Begin Data
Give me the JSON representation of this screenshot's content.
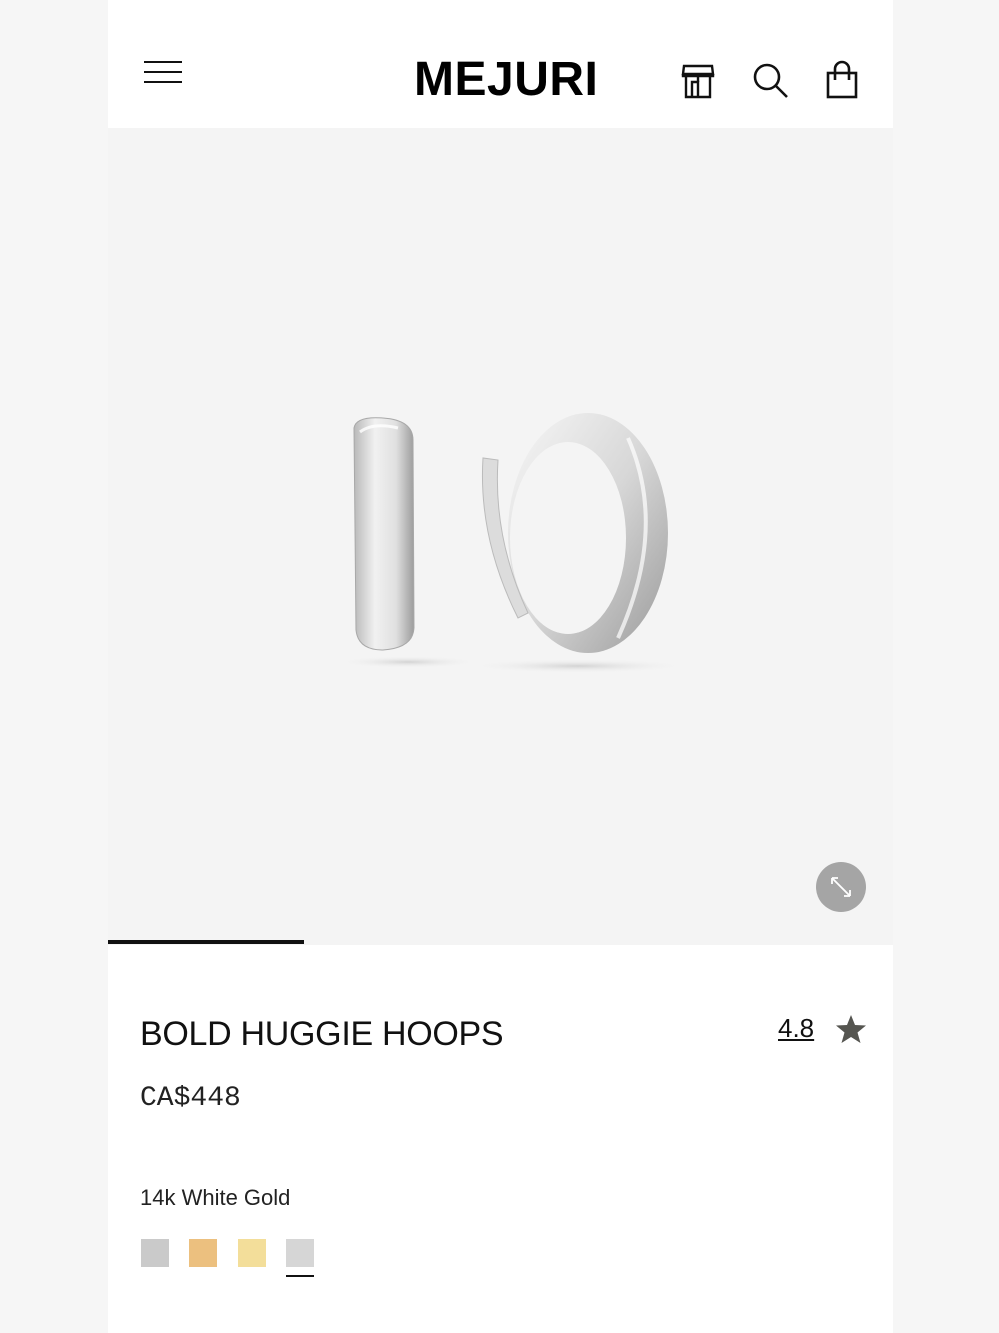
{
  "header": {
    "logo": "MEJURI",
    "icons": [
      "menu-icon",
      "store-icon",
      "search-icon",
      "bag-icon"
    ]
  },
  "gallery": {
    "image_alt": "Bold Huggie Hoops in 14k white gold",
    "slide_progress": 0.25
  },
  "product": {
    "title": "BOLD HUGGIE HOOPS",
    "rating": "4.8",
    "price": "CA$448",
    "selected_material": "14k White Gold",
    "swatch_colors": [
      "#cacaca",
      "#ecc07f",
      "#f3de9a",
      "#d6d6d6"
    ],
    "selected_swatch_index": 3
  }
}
End Data
Begin Data
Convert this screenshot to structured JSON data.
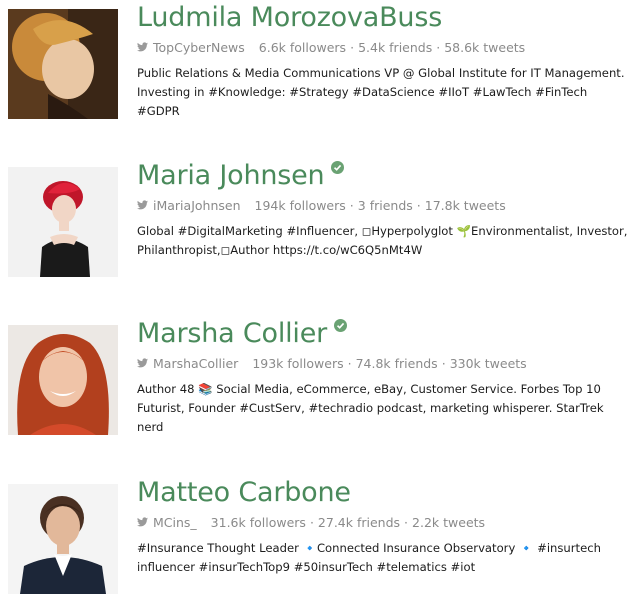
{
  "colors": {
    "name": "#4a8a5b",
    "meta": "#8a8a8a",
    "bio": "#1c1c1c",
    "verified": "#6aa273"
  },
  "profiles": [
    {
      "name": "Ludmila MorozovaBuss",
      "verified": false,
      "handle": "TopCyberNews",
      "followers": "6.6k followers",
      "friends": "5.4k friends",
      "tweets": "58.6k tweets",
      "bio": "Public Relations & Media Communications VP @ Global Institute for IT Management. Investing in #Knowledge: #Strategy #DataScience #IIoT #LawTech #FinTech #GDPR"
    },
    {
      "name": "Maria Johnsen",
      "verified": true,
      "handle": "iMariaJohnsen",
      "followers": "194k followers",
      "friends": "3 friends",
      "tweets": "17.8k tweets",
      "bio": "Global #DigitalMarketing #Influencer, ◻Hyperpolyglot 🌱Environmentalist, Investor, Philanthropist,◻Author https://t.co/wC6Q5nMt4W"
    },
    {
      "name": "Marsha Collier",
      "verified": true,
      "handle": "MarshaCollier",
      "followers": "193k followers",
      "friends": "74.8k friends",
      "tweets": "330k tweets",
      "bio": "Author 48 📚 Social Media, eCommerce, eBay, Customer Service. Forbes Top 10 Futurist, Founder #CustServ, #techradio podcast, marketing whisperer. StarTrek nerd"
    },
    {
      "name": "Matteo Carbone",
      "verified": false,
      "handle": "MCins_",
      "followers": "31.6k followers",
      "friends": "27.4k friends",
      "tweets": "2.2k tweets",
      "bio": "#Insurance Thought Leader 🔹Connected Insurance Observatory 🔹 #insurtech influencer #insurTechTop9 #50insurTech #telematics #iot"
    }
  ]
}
End Data
* [Aim]: Above are some records. Count the lines among them with the word "followers", and answer with the number only.

* [Reply to the exercise]: 4